━━ Texte source ━━

638.1 Quiconque entrave, de quelque manière que ce soit, l’action d’un agent de la paix agissant en vertu du présent code, [...] ou d’une autre loi dont la Société [...] est chargée de l’application, notamment en le trompant par réticence ou par de fausses déclarations, en refusant de lui fournir des renseignements ou des documents qu’il a le pouvoir d’exiger ou d’examiner, en cachant ou en détruisant un document ou un bien concerné par une inspection, commet une infraction et est passible d’une amende de 300 $ à 600 $ [...]
[26] Les passages pertinents du Règlement sur le bruit étaient ceux-ci :
1. Aux fins du présent règlement, les mots suivants signifient :
« lieu habité » : un bâtiment ou un espace non bâti dans lequel ou sur lequel des personnes résident, travaillent ou séjournent, et comprend une habitation, un édifice à bureaux, un hôpital, un campement ou tout autre lieu analogue ou partie d’un tel lieu qui constitue un local distinct au termes d’une ordonnance;
SECTION III
BRUIT DANS LES LIEUX HABITÉS
9. [...] est spécifiquement prohibé lorsqu'il s'entend à l'extérieur ou dans un autre local, quelle que soit sa destination, que celui d’où il provient :
4º le bruit de cris, de clameurs, de chants, d'altercations ou d'imprécations et toute autre forme de tapage.

━━━
━━ Données fournies ━━

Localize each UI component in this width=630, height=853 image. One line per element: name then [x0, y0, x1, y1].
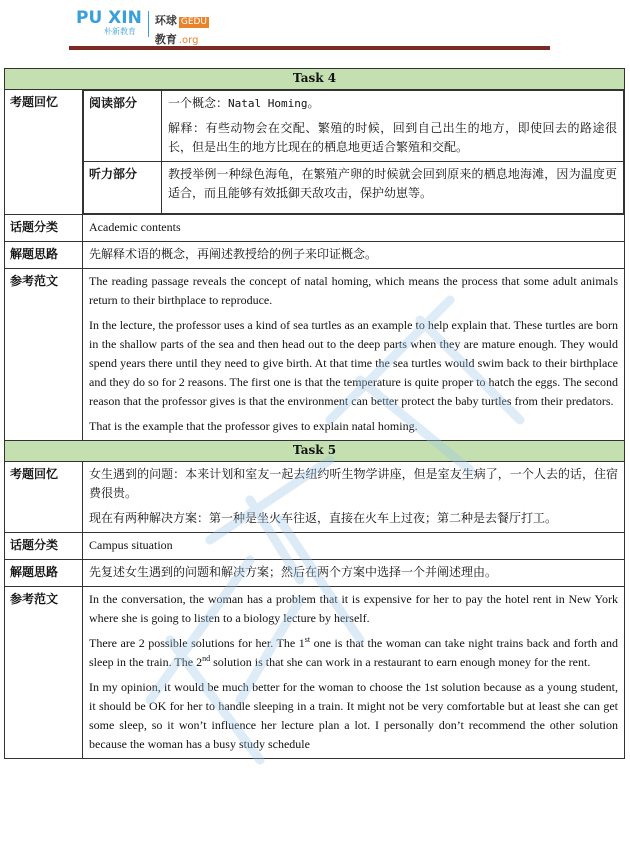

━━━

Exercices ->
1. D'après le texte source, quel est le montant de l'amende prévue pour quiconque entrave l'action d'un agent de la paix ?
2. Comment rendre en anglais cette phrase du texte source : « Les passages pertinents du Règlement sur le bruit étaient ceux-ci » ?
La liste n'a aucun rapport avec le texte source.

Corrigé des exercices ->
1. Une amende de 300 $ à 600 $.

2. The relevant passages of the Noise Regulation were the following.